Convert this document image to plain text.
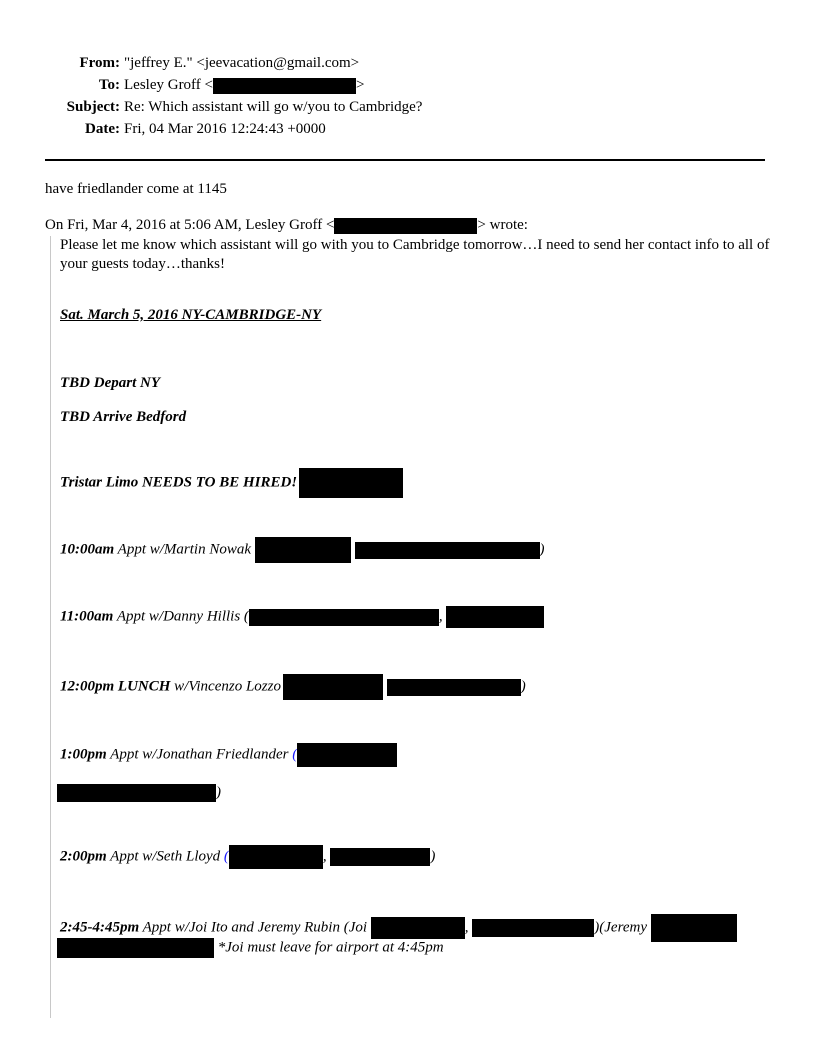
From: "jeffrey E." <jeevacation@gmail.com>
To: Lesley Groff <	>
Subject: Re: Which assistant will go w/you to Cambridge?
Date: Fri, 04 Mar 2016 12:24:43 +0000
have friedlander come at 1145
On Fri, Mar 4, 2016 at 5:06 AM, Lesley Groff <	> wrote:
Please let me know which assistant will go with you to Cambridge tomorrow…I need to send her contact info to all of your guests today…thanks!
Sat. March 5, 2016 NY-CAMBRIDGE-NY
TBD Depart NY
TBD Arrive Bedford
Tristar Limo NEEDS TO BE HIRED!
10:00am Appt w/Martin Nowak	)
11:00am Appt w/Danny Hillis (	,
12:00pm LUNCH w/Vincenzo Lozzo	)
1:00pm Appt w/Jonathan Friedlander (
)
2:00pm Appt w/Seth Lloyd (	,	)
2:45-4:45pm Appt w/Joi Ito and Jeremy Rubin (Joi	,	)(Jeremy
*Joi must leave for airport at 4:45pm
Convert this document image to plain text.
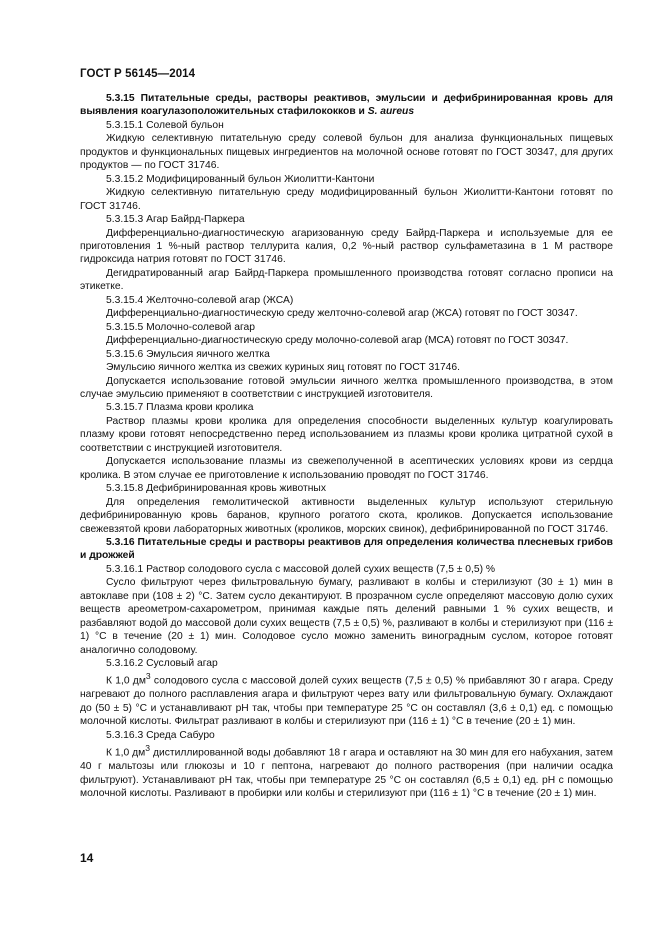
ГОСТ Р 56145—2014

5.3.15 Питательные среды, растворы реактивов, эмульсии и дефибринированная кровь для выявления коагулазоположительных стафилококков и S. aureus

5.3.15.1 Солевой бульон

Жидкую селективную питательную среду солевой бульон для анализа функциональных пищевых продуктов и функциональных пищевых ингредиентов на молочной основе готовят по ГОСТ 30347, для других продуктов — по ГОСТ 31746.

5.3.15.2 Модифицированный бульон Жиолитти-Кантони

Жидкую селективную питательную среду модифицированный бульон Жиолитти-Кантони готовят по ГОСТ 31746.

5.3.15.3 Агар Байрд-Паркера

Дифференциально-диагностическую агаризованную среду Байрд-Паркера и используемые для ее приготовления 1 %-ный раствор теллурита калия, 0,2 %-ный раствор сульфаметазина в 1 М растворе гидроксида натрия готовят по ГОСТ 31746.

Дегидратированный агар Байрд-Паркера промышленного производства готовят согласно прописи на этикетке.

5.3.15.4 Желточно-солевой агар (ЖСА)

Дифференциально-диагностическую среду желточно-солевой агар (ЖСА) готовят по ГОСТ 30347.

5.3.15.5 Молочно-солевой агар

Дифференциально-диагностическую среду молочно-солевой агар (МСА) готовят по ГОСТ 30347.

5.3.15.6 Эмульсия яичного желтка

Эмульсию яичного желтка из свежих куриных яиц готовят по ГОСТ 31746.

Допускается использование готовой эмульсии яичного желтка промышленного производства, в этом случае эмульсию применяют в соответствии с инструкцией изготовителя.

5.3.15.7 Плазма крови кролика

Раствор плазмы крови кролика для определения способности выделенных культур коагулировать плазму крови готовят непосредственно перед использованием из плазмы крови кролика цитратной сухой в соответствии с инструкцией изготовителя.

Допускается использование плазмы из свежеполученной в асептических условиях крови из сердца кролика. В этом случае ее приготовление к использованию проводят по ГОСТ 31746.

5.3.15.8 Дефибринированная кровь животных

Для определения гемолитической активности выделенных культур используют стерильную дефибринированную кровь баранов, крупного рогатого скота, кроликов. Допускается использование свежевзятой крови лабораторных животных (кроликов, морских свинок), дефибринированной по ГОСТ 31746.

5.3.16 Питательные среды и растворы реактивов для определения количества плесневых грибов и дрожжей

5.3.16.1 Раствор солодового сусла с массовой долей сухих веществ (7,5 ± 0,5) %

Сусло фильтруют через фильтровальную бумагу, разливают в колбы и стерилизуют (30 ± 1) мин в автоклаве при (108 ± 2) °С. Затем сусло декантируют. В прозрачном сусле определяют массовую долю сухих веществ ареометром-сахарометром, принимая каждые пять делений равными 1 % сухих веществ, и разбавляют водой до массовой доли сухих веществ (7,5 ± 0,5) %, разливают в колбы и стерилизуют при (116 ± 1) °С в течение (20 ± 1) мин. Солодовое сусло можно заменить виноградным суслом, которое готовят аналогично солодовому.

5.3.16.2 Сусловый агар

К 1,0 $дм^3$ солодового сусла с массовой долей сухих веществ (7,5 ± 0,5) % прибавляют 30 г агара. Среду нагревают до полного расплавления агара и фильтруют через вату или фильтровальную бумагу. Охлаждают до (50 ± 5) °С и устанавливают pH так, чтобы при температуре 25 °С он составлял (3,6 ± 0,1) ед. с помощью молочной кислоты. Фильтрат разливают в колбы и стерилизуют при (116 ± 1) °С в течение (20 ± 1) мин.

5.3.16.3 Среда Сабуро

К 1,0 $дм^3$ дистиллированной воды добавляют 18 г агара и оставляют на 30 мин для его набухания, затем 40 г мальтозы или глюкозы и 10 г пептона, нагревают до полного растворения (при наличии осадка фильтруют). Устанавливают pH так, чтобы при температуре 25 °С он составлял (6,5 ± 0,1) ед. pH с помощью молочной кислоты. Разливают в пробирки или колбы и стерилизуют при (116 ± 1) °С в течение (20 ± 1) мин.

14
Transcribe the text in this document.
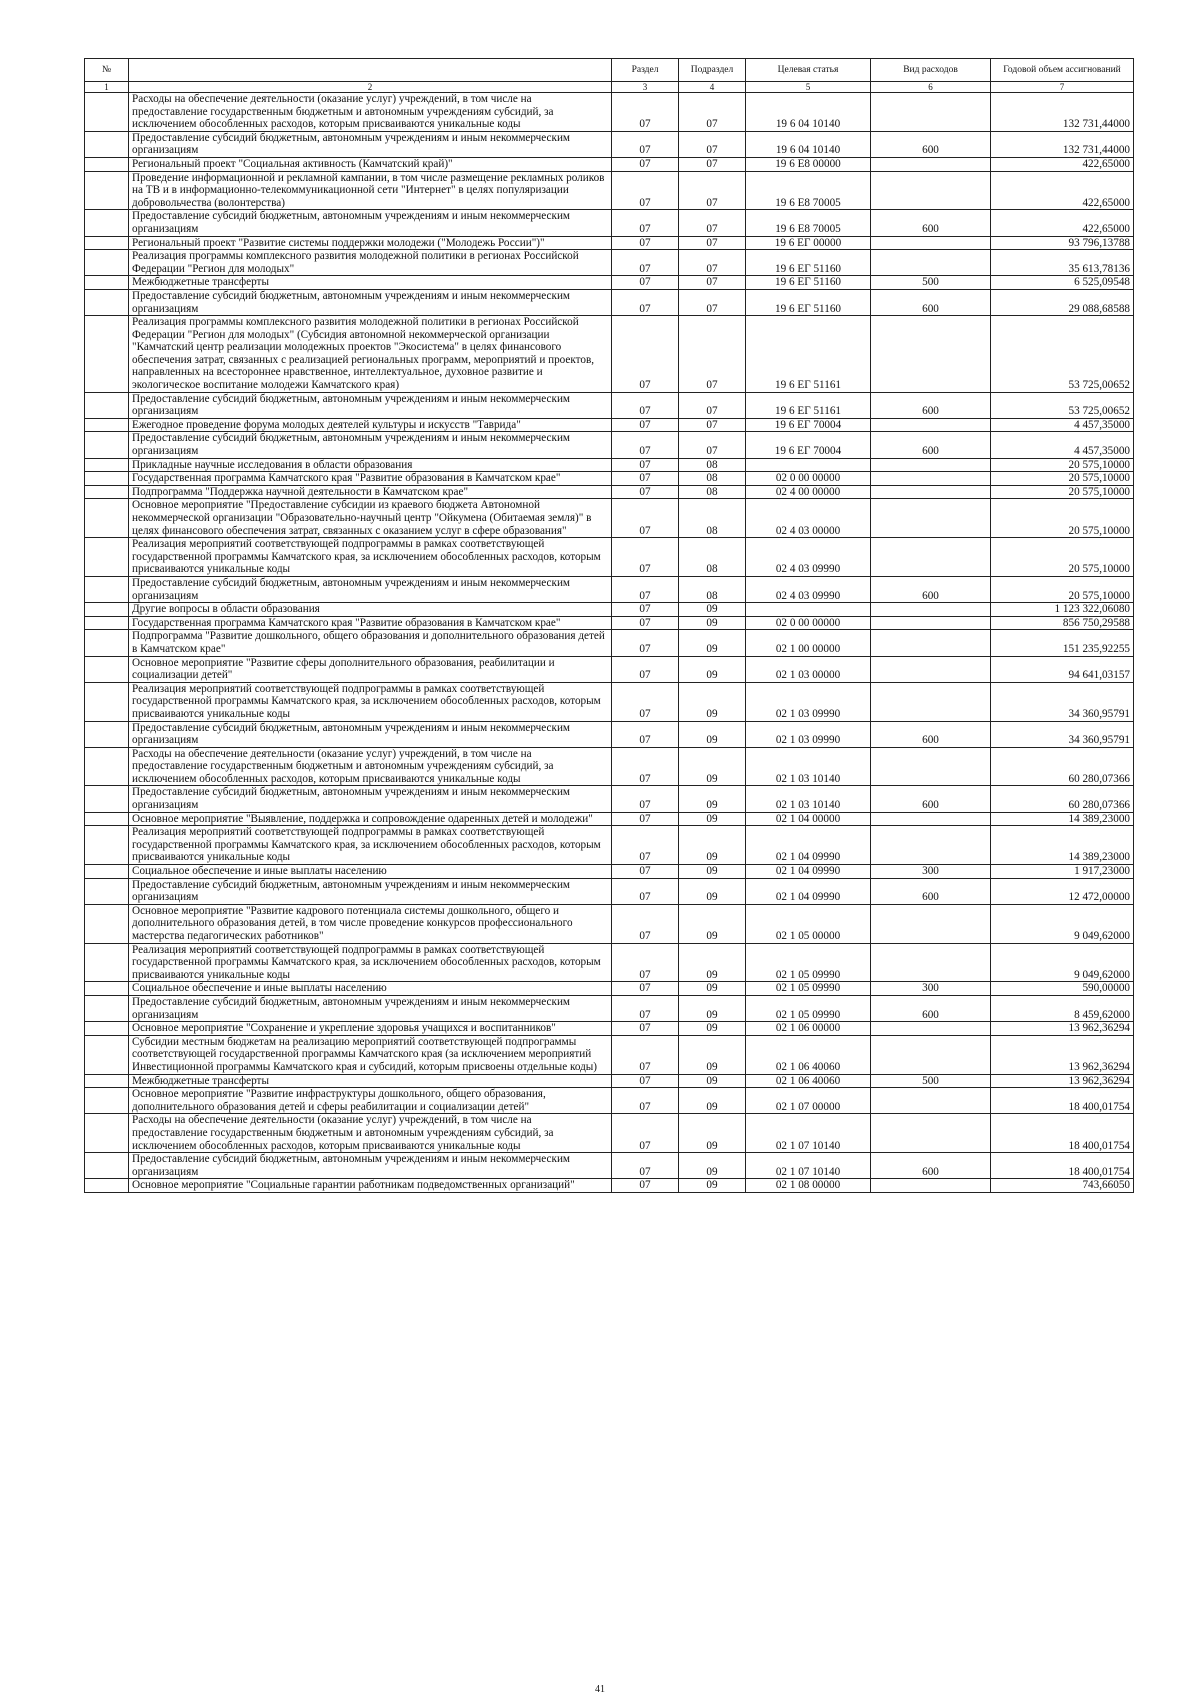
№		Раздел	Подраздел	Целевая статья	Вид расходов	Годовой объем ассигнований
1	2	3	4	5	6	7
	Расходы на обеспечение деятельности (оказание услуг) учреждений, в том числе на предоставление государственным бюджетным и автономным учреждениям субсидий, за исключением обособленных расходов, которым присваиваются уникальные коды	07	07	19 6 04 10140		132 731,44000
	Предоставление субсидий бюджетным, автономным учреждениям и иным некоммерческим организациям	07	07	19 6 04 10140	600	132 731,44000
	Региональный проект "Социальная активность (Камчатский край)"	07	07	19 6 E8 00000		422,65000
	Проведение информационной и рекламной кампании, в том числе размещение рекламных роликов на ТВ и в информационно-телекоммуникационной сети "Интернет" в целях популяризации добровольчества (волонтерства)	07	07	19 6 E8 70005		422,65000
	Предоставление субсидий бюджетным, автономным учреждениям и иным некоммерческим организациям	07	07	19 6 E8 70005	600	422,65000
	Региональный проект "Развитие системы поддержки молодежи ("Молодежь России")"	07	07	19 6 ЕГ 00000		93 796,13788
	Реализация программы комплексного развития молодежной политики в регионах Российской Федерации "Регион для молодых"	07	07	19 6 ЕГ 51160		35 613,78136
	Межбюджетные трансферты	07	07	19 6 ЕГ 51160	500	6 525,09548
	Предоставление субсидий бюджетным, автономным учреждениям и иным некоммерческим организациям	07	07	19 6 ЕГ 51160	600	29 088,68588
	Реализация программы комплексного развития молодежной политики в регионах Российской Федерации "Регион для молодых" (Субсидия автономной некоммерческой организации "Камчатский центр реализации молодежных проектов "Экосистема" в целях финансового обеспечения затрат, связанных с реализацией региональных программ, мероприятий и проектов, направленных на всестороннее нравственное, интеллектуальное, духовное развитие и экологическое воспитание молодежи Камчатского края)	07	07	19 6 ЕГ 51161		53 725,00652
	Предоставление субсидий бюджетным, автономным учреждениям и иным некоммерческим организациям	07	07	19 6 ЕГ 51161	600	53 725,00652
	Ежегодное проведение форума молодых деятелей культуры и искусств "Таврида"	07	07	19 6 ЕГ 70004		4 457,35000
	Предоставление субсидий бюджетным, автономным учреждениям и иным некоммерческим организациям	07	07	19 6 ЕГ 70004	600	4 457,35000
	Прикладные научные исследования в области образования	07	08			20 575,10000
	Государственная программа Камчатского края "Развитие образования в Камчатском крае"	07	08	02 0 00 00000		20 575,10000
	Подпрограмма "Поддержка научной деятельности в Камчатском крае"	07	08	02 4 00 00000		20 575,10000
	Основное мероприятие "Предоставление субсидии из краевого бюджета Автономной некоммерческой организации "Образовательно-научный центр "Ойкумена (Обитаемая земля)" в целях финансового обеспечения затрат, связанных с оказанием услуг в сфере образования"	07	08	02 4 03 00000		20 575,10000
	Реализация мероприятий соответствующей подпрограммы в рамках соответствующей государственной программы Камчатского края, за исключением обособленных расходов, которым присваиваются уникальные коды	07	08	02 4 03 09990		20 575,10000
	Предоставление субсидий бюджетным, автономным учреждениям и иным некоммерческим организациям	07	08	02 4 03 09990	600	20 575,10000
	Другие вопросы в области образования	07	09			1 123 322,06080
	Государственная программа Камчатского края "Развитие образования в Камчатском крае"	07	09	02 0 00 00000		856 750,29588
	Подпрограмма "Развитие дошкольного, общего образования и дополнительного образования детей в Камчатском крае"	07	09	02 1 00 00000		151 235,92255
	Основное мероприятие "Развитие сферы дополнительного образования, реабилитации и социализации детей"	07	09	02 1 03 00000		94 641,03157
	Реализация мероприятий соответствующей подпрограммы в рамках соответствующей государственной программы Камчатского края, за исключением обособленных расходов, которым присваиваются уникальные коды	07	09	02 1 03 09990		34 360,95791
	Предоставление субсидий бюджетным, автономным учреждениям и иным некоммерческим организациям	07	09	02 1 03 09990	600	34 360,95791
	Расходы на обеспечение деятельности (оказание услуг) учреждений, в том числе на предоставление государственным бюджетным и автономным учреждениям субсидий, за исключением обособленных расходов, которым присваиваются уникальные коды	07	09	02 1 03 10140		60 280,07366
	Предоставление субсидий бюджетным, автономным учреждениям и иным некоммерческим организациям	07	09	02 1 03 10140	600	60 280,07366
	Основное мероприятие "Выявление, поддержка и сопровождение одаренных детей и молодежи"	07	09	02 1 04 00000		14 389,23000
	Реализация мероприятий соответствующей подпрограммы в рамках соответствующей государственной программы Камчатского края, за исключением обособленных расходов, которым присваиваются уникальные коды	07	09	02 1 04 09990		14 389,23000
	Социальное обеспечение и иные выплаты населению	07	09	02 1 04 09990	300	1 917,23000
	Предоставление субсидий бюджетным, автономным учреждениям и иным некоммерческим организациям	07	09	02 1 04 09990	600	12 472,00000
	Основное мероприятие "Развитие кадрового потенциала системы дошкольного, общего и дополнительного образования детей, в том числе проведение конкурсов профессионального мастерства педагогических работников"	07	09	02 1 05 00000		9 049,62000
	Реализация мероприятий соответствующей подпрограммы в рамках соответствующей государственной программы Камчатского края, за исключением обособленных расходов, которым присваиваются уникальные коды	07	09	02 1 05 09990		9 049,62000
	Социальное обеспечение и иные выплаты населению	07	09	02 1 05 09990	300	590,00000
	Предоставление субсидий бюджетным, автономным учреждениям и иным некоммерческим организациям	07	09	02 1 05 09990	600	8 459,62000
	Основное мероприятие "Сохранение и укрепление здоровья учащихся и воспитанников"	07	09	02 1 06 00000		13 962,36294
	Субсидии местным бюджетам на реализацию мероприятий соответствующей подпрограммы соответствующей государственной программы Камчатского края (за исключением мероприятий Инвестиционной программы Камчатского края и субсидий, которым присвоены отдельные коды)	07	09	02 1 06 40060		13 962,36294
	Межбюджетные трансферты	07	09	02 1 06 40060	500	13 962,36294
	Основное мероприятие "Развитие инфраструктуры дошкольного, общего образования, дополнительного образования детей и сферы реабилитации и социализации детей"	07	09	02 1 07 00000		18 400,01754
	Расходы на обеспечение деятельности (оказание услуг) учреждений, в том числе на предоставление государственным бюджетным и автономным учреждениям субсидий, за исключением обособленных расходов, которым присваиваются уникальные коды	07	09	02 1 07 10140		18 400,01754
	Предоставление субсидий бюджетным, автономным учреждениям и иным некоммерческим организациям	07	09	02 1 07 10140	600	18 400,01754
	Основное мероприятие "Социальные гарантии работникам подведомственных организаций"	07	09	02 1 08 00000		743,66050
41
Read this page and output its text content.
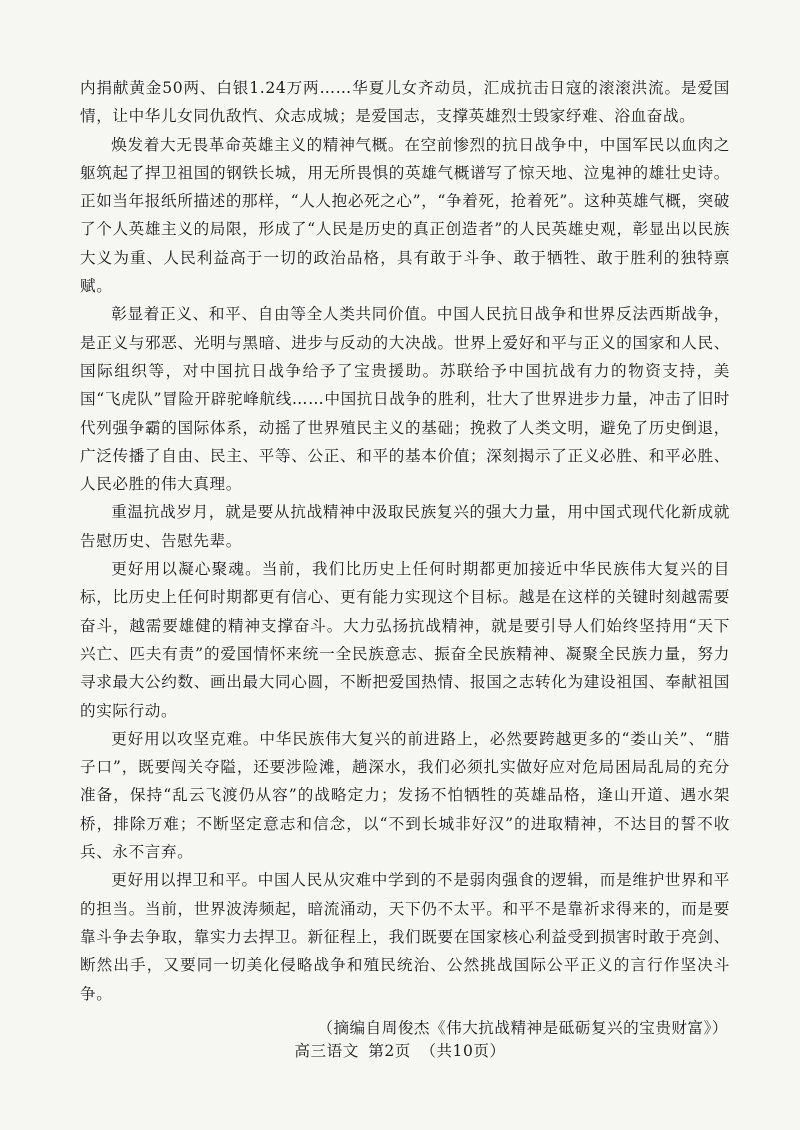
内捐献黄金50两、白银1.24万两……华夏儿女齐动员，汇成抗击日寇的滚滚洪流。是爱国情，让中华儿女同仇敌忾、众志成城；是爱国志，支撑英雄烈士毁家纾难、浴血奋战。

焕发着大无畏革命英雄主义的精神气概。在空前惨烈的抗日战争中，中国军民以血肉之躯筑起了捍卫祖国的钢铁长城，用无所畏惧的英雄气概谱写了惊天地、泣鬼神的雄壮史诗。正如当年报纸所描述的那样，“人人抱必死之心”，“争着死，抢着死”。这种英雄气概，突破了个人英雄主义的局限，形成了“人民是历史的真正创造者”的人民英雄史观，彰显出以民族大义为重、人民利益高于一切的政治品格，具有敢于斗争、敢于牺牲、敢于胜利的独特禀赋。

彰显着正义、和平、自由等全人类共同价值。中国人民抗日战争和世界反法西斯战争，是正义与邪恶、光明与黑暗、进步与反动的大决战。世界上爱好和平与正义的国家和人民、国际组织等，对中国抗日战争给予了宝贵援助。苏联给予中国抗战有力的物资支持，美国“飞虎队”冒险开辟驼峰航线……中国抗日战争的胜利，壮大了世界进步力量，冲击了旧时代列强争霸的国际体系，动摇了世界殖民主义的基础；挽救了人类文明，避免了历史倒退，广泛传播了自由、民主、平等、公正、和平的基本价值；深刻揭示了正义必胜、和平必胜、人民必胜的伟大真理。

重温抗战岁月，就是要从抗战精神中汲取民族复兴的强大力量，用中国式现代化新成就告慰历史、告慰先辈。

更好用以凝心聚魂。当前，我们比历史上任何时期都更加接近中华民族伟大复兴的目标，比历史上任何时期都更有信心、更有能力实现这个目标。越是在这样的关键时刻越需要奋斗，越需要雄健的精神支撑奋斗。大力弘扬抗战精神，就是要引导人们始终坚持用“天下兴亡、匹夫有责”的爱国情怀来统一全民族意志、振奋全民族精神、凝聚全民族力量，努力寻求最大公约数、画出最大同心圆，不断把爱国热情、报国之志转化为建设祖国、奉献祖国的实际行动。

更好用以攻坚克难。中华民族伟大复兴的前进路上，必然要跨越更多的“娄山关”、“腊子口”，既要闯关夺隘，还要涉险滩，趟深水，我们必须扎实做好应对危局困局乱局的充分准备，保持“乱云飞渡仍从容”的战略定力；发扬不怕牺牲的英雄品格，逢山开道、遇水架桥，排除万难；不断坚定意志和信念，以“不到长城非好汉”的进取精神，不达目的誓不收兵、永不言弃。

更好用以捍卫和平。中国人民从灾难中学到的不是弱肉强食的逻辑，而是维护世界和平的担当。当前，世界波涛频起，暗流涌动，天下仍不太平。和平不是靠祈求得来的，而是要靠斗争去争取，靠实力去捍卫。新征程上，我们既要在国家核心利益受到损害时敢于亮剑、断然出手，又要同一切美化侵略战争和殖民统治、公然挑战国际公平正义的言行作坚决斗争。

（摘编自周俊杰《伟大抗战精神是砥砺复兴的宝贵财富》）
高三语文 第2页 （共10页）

=== EXERCISE ===
Beginning at the line that contains "Read this page and output its text content.", copy each remaining line of the records exactly, through the final one. Omit the pictures.

=== RESPONSE ===
Read this page and output its text content.
内捐献黄金50两、白银1.24万两……华夏儿女齐动员，汇成抗击日寇的滚滚洪流。是爱国情，让中华儿女同仇敌忾、众志成城；是爱国志，支撑英雄烈士毁家纾难、浴血奋战。

焕发着大无畏革命英雄主义的精神气概。在空前惨烈的抗日战争中，中国军民以血肉之躯筑起了捍卫祖国的钢铁长城，用无所畏惧的英雄气概谱写了惊天地、泣鬼神的雄壮史诗。正如当年报纸所描述的那样，“人人抱必死之心”，“争着死，抢着死”。这种英雄气概，突破了个人英雄主义的局限，形成了“人民是历史的真正创造者”的人民英雄史观，彰显出以民族大义为重、人民利益高于一切的政治品格，具有敢于斗争、敢于牺牲、敢于胜利的独特禀赋。

彰显着正义、和平、自由等全人类共同价值。中国人民抗日战争和世界反法西斯战争，是正义与邪恶、光明与黑暗、进步与反动的大决战。世界上爱好和平与正义的国家和人民、国际组织等，对中国抗日战争给予了宝贵援助。苏联给予中国抗战有力的物资支持，美国“飞虎队”冒险开辟驼峰航线……中国抗日战争的胜利，壮大了世界进步力量，冲击了旧时代列强争霸的国际体系，动摇了世界殖民主义的基础；挽救了人类文明，避免了历史倒退，广泛传播了自由、民主、平等、公正、和平的基本价值；深刻揭示了正义必胜、和平必胜、人民必胜的伟大真理。

重温抗战岁月，就是要从抗战精神中汲取民族复兴的强大力量，用中国式现代化新成就告慰历史、告慰先辈。

更好用以凝心聚魂。当前，我们比历史上任何时期都更加接近中华民族伟大复兴的目标，比历史上任何时期都更有信心、更有能力实现这个目标。越是在这样的关键时刻越需要奋斗，越需要雄健的精神支撑奋斗。大力弘扬抗战精神，就是要引导人们始终坚持用“天下兴亡、匹夫有责”的爱国情怀来统一全民族意志、振奋全民族精神、凝聚全民族力量，努力寻求最大公约数、画出最大同心圆，不断把爱国热情、报国之志转化为建设祖国、奉献祖国的实际行动。

更好用以攻坚克难。中华民族伟大复兴的前进路上，必然要跨越更多的“娄山关”、“腊子口”，既要闯关夺隘，还要涉险滩，趟深水，我们必须扎实做好应对危局困局乱局的充分准备，保持“乱云飞渡仍从容”的战略定力；发扬不怕牺牲的英雄品格，逢山开道、遇水架桥，排除万难；不断坚定意志和信念，以“不到长城非好汉”的进取精神，不达目的誓不收兵、永不言弃。

更好用以捍卫和平。中国人民从灾难中学到的不是弱肉强食的逻辑，而是维护世界和平的担当。当前，世界波涛频起，暗流涌动，天下仍不太平。和平不是靠祈求得来的，而是要靠斗争去争取，靠实力去捍卫。新征程上，我们既要在国家核心利益受到损害时敢于亮剑、断然出手，又要同一切美化侵略战争和殖民统治、公然挑战国际公平正义的言行作坚决斗争。

（摘编自周俊杰《伟大抗战精神是砥砺复兴的宝贵财富》）
高三语文 第2页 （共10页）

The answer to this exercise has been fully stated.